**Your instructions**:
Can you reproduce the data beneath, keeping every line exact?

**Provided data**:
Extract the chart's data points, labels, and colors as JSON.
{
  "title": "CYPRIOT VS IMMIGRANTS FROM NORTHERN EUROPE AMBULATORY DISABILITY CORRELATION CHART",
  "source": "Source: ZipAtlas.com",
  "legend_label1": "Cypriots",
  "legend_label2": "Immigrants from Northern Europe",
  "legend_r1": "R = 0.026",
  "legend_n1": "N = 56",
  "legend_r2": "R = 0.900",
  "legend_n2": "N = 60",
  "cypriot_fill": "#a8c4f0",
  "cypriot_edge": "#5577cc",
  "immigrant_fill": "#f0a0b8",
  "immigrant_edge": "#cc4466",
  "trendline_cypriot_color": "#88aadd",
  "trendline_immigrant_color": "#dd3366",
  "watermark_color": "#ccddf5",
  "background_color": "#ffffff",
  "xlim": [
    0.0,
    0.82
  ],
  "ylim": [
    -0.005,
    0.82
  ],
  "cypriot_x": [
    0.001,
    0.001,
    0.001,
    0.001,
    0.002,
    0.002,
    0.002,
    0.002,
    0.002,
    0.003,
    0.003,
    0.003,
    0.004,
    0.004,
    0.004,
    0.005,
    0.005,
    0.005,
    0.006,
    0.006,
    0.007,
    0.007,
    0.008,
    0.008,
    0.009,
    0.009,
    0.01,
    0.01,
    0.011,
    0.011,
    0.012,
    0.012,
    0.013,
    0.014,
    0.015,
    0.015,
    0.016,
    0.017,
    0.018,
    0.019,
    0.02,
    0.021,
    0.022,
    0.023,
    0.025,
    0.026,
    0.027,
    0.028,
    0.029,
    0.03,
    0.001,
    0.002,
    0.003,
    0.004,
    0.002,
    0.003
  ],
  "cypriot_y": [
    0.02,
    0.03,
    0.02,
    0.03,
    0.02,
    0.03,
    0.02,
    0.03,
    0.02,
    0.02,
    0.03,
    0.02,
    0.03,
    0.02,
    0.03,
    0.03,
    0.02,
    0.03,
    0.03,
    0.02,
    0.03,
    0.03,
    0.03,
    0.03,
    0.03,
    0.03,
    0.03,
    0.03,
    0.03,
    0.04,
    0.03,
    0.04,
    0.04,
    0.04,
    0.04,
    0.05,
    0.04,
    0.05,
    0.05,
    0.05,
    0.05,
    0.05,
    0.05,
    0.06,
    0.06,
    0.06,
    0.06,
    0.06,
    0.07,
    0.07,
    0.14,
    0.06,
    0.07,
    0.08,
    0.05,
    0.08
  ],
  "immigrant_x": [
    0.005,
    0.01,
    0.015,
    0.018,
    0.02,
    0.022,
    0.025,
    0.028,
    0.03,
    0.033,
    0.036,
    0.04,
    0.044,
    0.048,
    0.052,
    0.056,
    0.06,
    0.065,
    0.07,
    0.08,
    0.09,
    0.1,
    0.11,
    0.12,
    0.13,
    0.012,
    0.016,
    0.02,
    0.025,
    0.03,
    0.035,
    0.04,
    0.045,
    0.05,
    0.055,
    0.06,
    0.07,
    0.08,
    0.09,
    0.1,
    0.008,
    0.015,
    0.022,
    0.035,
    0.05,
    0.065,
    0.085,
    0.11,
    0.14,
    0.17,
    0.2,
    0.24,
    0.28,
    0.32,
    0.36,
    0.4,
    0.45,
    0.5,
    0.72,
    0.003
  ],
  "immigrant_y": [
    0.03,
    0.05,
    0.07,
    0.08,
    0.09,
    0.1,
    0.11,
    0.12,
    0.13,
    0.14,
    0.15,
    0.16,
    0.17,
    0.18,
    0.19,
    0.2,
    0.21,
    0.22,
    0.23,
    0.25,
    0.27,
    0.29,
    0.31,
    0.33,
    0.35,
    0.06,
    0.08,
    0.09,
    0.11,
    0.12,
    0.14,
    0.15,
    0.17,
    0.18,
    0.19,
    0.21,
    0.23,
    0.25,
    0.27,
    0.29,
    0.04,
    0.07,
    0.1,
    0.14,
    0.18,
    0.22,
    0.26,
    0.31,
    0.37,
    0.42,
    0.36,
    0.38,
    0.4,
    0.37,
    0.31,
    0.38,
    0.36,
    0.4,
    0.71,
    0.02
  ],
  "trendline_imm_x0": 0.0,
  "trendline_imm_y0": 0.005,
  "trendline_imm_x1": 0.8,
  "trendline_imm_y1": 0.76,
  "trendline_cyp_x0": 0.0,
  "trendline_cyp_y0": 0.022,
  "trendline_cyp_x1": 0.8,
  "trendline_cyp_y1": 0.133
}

**Result of this exercise**:
Extract the chart's data points, labels, and colors as JSON.
{
  "title": "CYPRIOT VS IMMIGRANTS FROM NORTHERN EUROPE AMBULATORY DISABILITY CORRELATION CHART",
  "source": "Source: ZipAtlas.com",
  "legend_label1": "Cypriots",
  "legend_label2": "Immigrants from Northern Europe",
  "legend_r1": "R = 0.026",
  "legend_n1": "N = 56",
  "legend_r2": "R = 0.900",
  "legend_n2": "N = 60",
  "cypriot_fill": "#a8c4f0",
  "cypriot_edge": "#5577cc",
  "immigrant_fill": "#f0a0b8",
  "immigrant_edge": "#cc4466",
  "trendline_cypriot_color": "#88aadd",
  "trendline_immigrant_color": "#dd3366",
  "watermark_color": "#ccddf5",
  "background_color": "#ffffff",
  "xlim": [
    0.0,
    0.82
  ],
  "ylim": [
    -0.005,
    0.82
  ],
  "cypriot_x": [
    0.001,
    0.001,
    0.001,
    0.001,
    0.002,
    0.002,
    0.002,
    0.002,
    0.002,
    0.003,
    0.003,
    0.003,
    0.004,
    0.004,
    0.004,
    0.005,
    0.005,
    0.005,
    0.006,
    0.006,
    0.007,
    0.007,
    0.008,
    0.008,
    0.009,
    0.009,
    0.01,
    0.01,
    0.011,
    0.011,
    0.012,
    0.012,
    0.013,
    0.014,
    0.015,
    0.015,
    0.016,
    0.017,
    0.018,
    0.019,
    0.02,
    0.021,
    0.022,
    0.023,
    0.025,
    0.026,
    0.027,
    0.028,
    0.029,
    0.03,
    0.001,
    0.002,
    0.003,
    0.004,
    0.002,
    0.003
  ],
  "cypriot_y": [
    0.02,
    0.03,
    0.02,
    0.03,
    0.02,
    0.03,
    0.02,
    0.03,
    0.02,
    0.02,
    0.03,
    0.02,
    0.03,
    0.02,
    0.03,
    0.03,
    0.02,
    0.03,
    0.03,
    0.02,
    0.03,
    0.03,
    0.03,
    0.03,
    0.03,
    0.03,
    0.03,
    0.03,
    0.03,
    0.04,
    0.03,
    0.04,
    0.04,
    0.04,
    0.04,
    0.05,
    0.04,
    0.05,
    0.05,
    0.05,
    0.05,
    0.05,
    0.05,
    0.06,
    0.06,
    0.06,
    0.06,
    0.06,
    0.07,
    0.07,
    0.14,
    0.06,
    0.07,
    0.08,
    0.05,
    0.08
  ],
  "immigrant_x": [
    0.005,
    0.01,
    0.015,
    0.018,
    0.02,
    0.022,
    0.025,
    0.028,
    0.03,
    0.033,
    0.036,
    0.04,
    0.044,
    0.048,
    0.052,
    0.056,
    0.06,
    0.065,
    0.07,
    0.08,
    0.09,
    0.1,
    0.11,
    0.12,
    0.13,
    0.012,
    0.016,
    0.02,
    0.025,
    0.03,
    0.035,
    0.04,
    0.045,
    0.05,
    0.055,
    0.06,
    0.07,
    0.08,
    0.09,
    0.1,
    0.008,
    0.015,
    0.022,
    0.035,
    0.05,
    0.065,
    0.085,
    0.11,
    0.14,
    0.17,
    0.2,
    0.24,
    0.28,
    0.32,
    0.36,
    0.4,
    0.45,
    0.5,
    0.72,
    0.003
  ],
  "immigrant_y": [
    0.03,
    0.05,
    0.07,
    0.08,
    0.09,
    0.1,
    0.11,
    0.12,
    0.13,
    0.14,
    0.15,
    0.16,
    0.17,
    0.18,
    0.19,
    0.2,
    0.21,
    0.22,
    0.23,
    0.25,
    0.27,
    0.29,
    0.31,
    0.33,
    0.35,
    0.06,
    0.08,
    0.09,
    0.11,
    0.12,
    0.14,
    0.15,
    0.17,
    0.18,
    0.19,
    0.21,
    0.23,
    0.25,
    0.27,
    0.29,
    0.04,
    0.07,
    0.1,
    0.14,
    0.18,
    0.22,
    0.26,
    0.31,
    0.37,
    0.42,
    0.36,
    0.38,
    0.4,
    0.37,
    0.31,
    0.38,
    0.36,
    0.4,
    0.71,
    0.02
  ],
  "trendline_imm_x0": 0.0,
  "trendline_imm_y0": 0.005,
  "trendline_imm_x1": 0.8,
  "trendline_imm_y1": 0.76,
  "trendline_cyp_x0": 0.0,
  "trendline_cyp_y0": 0.022,
  "trendline_cyp_x1": 0.8,
  "trendline_cyp_y1": 0.133
}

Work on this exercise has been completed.